• **Stored records**

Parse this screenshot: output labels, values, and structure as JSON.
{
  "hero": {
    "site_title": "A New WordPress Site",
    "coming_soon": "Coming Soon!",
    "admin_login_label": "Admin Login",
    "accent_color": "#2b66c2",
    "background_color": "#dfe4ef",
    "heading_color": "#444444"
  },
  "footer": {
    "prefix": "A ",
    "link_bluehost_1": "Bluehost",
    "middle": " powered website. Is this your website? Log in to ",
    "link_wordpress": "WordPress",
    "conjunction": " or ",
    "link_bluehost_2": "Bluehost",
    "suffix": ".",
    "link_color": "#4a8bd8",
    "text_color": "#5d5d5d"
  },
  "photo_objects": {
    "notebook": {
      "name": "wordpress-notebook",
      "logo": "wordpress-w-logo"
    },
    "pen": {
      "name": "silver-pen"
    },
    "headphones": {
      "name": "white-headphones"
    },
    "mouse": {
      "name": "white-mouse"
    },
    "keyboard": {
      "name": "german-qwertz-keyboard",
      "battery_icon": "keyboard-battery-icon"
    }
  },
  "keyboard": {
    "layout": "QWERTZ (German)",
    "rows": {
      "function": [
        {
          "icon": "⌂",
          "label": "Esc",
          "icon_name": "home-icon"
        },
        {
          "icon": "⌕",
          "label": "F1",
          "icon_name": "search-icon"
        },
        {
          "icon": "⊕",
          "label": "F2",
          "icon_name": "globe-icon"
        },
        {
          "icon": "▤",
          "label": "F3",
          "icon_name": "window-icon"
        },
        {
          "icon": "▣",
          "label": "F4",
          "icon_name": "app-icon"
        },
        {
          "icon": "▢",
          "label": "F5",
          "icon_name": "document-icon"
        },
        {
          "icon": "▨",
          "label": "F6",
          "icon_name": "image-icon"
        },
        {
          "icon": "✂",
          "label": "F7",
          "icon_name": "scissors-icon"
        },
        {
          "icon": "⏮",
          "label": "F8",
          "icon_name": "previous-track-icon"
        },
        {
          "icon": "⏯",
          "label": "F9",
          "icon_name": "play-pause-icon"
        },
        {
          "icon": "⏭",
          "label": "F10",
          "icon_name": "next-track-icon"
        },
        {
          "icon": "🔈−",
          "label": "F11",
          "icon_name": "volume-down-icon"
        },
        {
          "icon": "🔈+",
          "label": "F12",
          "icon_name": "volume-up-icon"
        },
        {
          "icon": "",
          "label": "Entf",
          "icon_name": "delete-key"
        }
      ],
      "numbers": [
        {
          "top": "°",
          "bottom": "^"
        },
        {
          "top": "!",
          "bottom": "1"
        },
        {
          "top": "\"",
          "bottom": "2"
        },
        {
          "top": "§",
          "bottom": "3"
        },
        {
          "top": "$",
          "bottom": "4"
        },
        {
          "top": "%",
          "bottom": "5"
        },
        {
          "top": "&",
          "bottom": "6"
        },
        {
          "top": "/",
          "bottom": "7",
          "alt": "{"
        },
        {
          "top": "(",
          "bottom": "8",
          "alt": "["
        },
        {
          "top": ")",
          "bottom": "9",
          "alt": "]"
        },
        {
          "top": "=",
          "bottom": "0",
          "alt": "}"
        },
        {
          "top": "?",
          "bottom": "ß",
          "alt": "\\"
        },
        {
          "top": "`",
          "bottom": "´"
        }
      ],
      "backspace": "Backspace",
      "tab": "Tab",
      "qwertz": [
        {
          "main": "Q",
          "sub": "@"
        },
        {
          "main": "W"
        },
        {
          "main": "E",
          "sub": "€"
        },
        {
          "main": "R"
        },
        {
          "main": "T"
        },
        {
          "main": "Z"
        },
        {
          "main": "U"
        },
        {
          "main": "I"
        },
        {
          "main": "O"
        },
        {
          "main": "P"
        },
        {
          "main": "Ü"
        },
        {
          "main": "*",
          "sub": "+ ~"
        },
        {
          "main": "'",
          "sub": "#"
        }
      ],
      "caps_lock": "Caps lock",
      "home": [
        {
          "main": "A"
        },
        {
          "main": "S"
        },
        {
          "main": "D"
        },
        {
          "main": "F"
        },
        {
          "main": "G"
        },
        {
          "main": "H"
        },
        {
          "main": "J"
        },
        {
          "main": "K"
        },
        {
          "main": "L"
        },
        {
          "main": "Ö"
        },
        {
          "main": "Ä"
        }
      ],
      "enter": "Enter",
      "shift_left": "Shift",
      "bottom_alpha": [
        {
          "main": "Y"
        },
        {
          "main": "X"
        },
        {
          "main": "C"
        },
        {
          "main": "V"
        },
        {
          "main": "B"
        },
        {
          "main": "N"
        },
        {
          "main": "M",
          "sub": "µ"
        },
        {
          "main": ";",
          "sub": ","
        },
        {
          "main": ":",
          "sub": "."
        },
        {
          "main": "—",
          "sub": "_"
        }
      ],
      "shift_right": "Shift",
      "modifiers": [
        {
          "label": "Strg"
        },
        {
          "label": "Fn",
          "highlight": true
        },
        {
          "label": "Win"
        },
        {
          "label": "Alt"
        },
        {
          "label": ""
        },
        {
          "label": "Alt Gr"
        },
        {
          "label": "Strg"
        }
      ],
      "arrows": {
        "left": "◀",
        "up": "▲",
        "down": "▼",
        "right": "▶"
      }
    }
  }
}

• **Written request**
Identify and copy all lines with the word "this".

• **Full output**
Parse this screenshot: output labels, values, and structure as JSON.
    "middle": " powered website. Is this your website? Log in to ",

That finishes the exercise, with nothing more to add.